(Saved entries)
# # # #

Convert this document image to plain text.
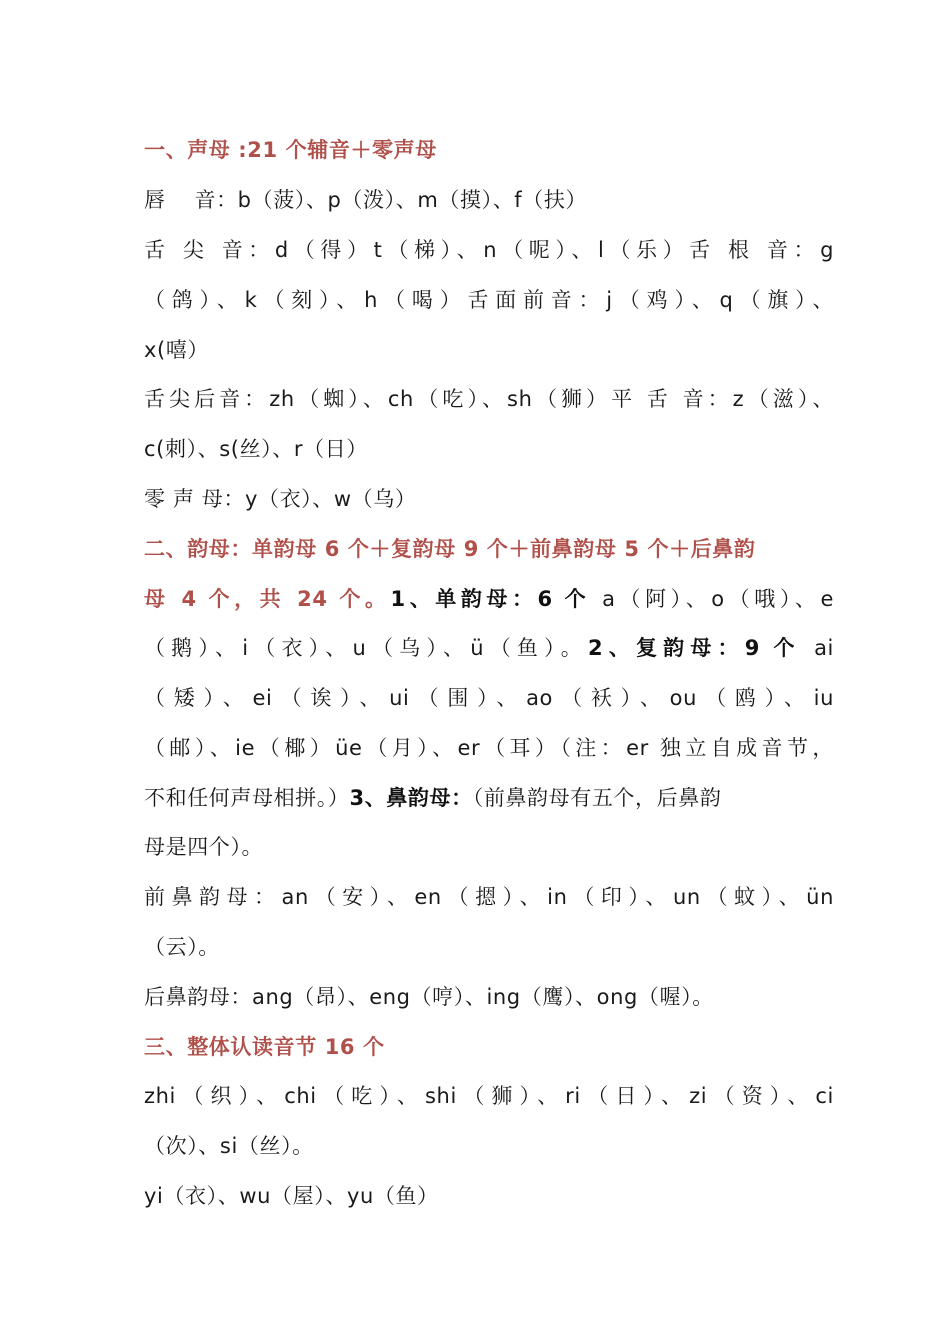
一、声母 :21 个辅音＋零声母
唇　 音：b（菠）、p（泼）、m（摸）、f（扶）
舌 尖 音：d（得）t（梯）、n（呢）、l（乐）舌 根 音：g
（鸽）、k（刻）、h（喝）舌面前音：j（鸡）、q（旗）、
x(嘻）
舌尖后音：zh（蜘）、ch（吃）、sh（狮）平 舌 音：z（滋）、
c(刺）、s(丝）、r（日）
零 声 母：y（衣）、w（乌）
二、韵母：单韵母 6 个＋复韵母 9 个＋前鼻韵母 5 个＋后鼻韵
母 4 个，共 24 个。1、单韵母：6 个 a（阿）、o（哦）、e
（鹅）、i（衣）、u（乌）、ü（鱼）。2、复韵母：9 个 ai
（矮）、ei（诶）、ui（围）、ao（袄）、ou（鸥）、iu
（邮）、ie（椰）üe（月）、er（耳）（注：er 独立自成音节，
不和任何声母相拼。）3、鼻韵母：（前鼻韵母有五个，后鼻韵
母是四个）。
前鼻韵母：an（安）、en（摁）、in（印）、un（蚊）、ün
（云）。
后鼻韵母：ang（昂）、eng（哼）、ing（鹰）、ong（喔）。
三、整体认读音节 16 个
zhi（织）、chi（吃）、shi（狮）、ri（日）、zi（资）、ci
（次）、si（丝）。
yi（衣）、wu（屋）、yu（鱼）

# # # #

*STATED EXERCISE*. Without the pictures, write out every entry precisely as it appears.

*TASK RESULT*.
Convert this document image to plain text.
一、声母 :21 个辅音＋零声母
唇　 音：b（菠）、p（泼）、m（摸）、f（扶）
舌 尖 音：d（得）t（梯）、n（呢）、l（乐）舌 根 音：g
（鸽）、k（刻）、h（喝）舌面前音：j（鸡）、q（旗）、
x(嘻）
舌尖后音：zh（蜘）、ch（吃）、sh（狮）平 舌 音：z（滋）、
c(刺）、s(丝）、r（日）
零 声 母：y（衣）、w（乌）
二、韵母：单韵母 6 个＋复韵母 9 个＋前鼻韵母 5 个＋后鼻韵
母 4 个，共 24 个。1、单韵母：6 个 a（阿）、o（哦）、e
（鹅）、i（衣）、u（乌）、ü（鱼）。2、复韵母：9 个 ai
（矮）、ei（诶）、ui（围）、ao（袄）、ou（鸥）、iu
（邮）、ie（椰）üe（月）、er（耳）（注：er 独立自成音节，
不和任何声母相拼。）3、鼻韵母：（前鼻韵母有五个，后鼻韵
母是四个）。
前鼻韵母：an（安）、en（摁）、in（印）、un（蚊）、ün
（云）。
后鼻韵母：ang（昂）、eng（哼）、ing（鹰）、ong（喔）。
三、整体认读音节 16 个
zhi（织）、chi（吃）、shi（狮）、ri（日）、zi（资）、ci
（次）、si（丝）。
yi（衣）、wu（屋）、yu（鱼）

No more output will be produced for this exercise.